Objective: Find the lines containing "name" and say how many there are, with no other words.

━━ Data records

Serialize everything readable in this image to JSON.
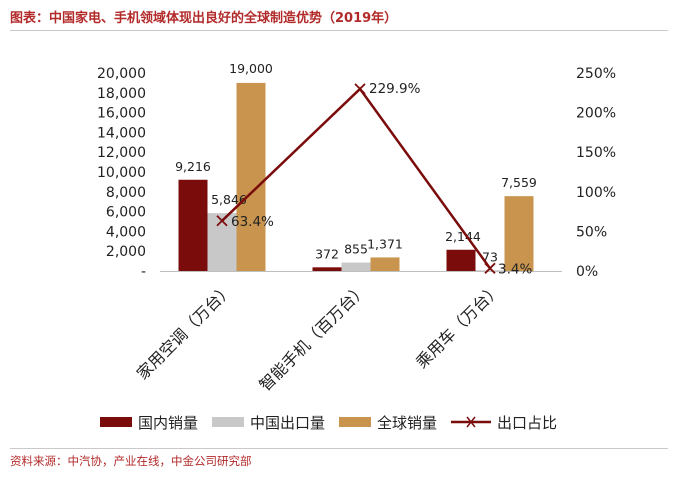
{
  "title": "图表：中国家电、手机领域体现出良好的全球制造优势（2019年）",
  "source": "资料来源：中汽协，产业在线，中金公司研究部",
  "legend": {
    "domestic": "国内销量",
    "china_export": "中国出口量",
    "global": "全球销量",
    "export_share": "出口占比"
  },
  "colors": {
    "domestic": "#7b0c0c",
    "china_export": "#c8c8c8",
    "global": "#c8944e",
    "export_share": "#7b0c0c"
  },
  "chart_data": {
    "type": "bar",
    "categories": [
      "家用空调（万台）",
      "智能手机（百万台）",
      "乘用车（万台）"
    ],
    "series": [
      {
        "name": "国内销量",
        "values": [
          9216,
          372,
          2144
        ],
        "labels": [
          "9,216",
          "372",
          "2,144"
        ]
      },
      {
        "name": "中国出口量",
        "values": [
          5846,
          855,
          73
        ],
        "labels": [
          "5,846",
          "855",
          "73"
        ]
      },
      {
        "name": "全球销量",
        "values": [
          19000,
          1371,
          7559
        ],
        "labels": [
          "19,000",
          "1,371",
          "7,559"
        ]
      }
    ],
    "line_series": {
      "name": "出口占比",
      "values": [
        63.4,
        229.9,
        3.4
      ],
      "labels": [
        "63.4%",
        "229.9%",
        "3.4%"
      ],
      "axis": "right"
    },
    "y_left": {
      "ylim": [
        0,
        20000
      ],
      "ticks": [
        "-",
        "2,000",
        "4,000",
        "6,000",
        "8,000",
        "10,000",
        "12,000",
        "14,000",
        "16,000",
        "18,000",
        "20,000"
      ]
    },
    "y_right": {
      "ylim": [
        0,
        250
      ],
      "ticks": [
        "0%",
        "50%",
        "100%",
        "150%",
        "200%",
        "250%"
      ]
    },
    "grid": false,
    "legend_position": "bottom"
  }
}
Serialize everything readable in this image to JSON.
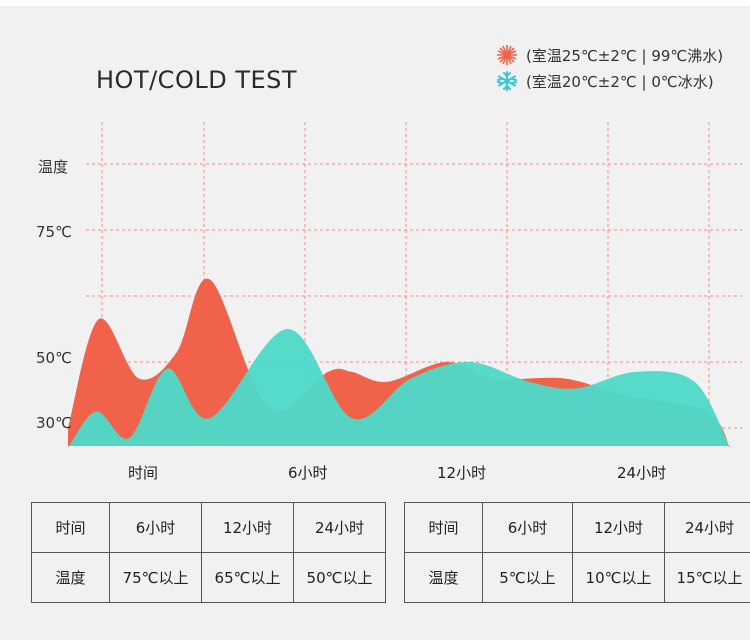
{
  "colors": {
    "hot": "#f0634a",
    "cold": "#4fd8c8",
    "grid": "#f08a8a",
    "background": "#f1f1f1"
  },
  "title": "HOT/COLD TEST",
  "legend": [
    {
      "icon": "sun-icon",
      "text": "(室温25℃±2℃ | 99℃沸水)"
    },
    {
      "icon": "snowflake-icon",
      "text": "(室温20℃±2℃ | 0℃冰水)"
    }
  ],
  "chart_data": {
    "type": "area",
    "title": "HOT/COLD TEST",
    "ylabel": "温度",
    "y_tick_labels": [
      "75℃",
      "50℃",
      "30℃"
    ],
    "x_tick_labels": [
      "时间",
      "6小时",
      "12小时",
      "24小时"
    ],
    "grid": true,
    "legend_position": "top-right",
    "series": [
      {
        "name": "(室温25℃±2℃ | 99℃沸水)",
        "color": "#f0634a",
        "x": [
          0,
          1.3,
          3,
          4.6,
          6,
          8.5,
          11,
          12,
          13.5,
          16,
          18,
          21,
          23.5,
          27,
          28
        ],
        "y": [
          30,
          63,
          45,
          53,
          75,
          36,
          47,
          47,
          44,
          50,
          45,
          45,
          40,
          35,
          24
        ]
      },
      {
        "name": "(室温20℃±2℃ | 0℃冰水)",
        "color": "#4fd8c8",
        "x": [
          0,
          1.2,
          2.6,
          4.2,
          6,
          9.3,
          12,
          14.5,
          17,
          19.5,
          21.5,
          24,
          26.5,
          28
        ],
        "y": [
          24,
          35,
          27,
          48,
          33,
          60,
          33,
          45,
          50,
          44,
          42,
          47,
          44,
          24
        ]
      }
    ]
  },
  "tables": [
    {
      "rows": [
        [
          "时间",
          "6小时",
          "12小时",
          "24小时"
        ],
        [
          "温度",
          "75℃以上",
          "65℃以上",
          "50℃以上"
        ]
      ]
    },
    {
      "rows": [
        [
          "时间",
          "6小时",
          "12小时",
          "24小时"
        ],
        [
          "温度",
          "5℃以上",
          "10℃以上",
          "15℃以上"
        ]
      ]
    }
  ]
}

━━━━

Problem solution: 6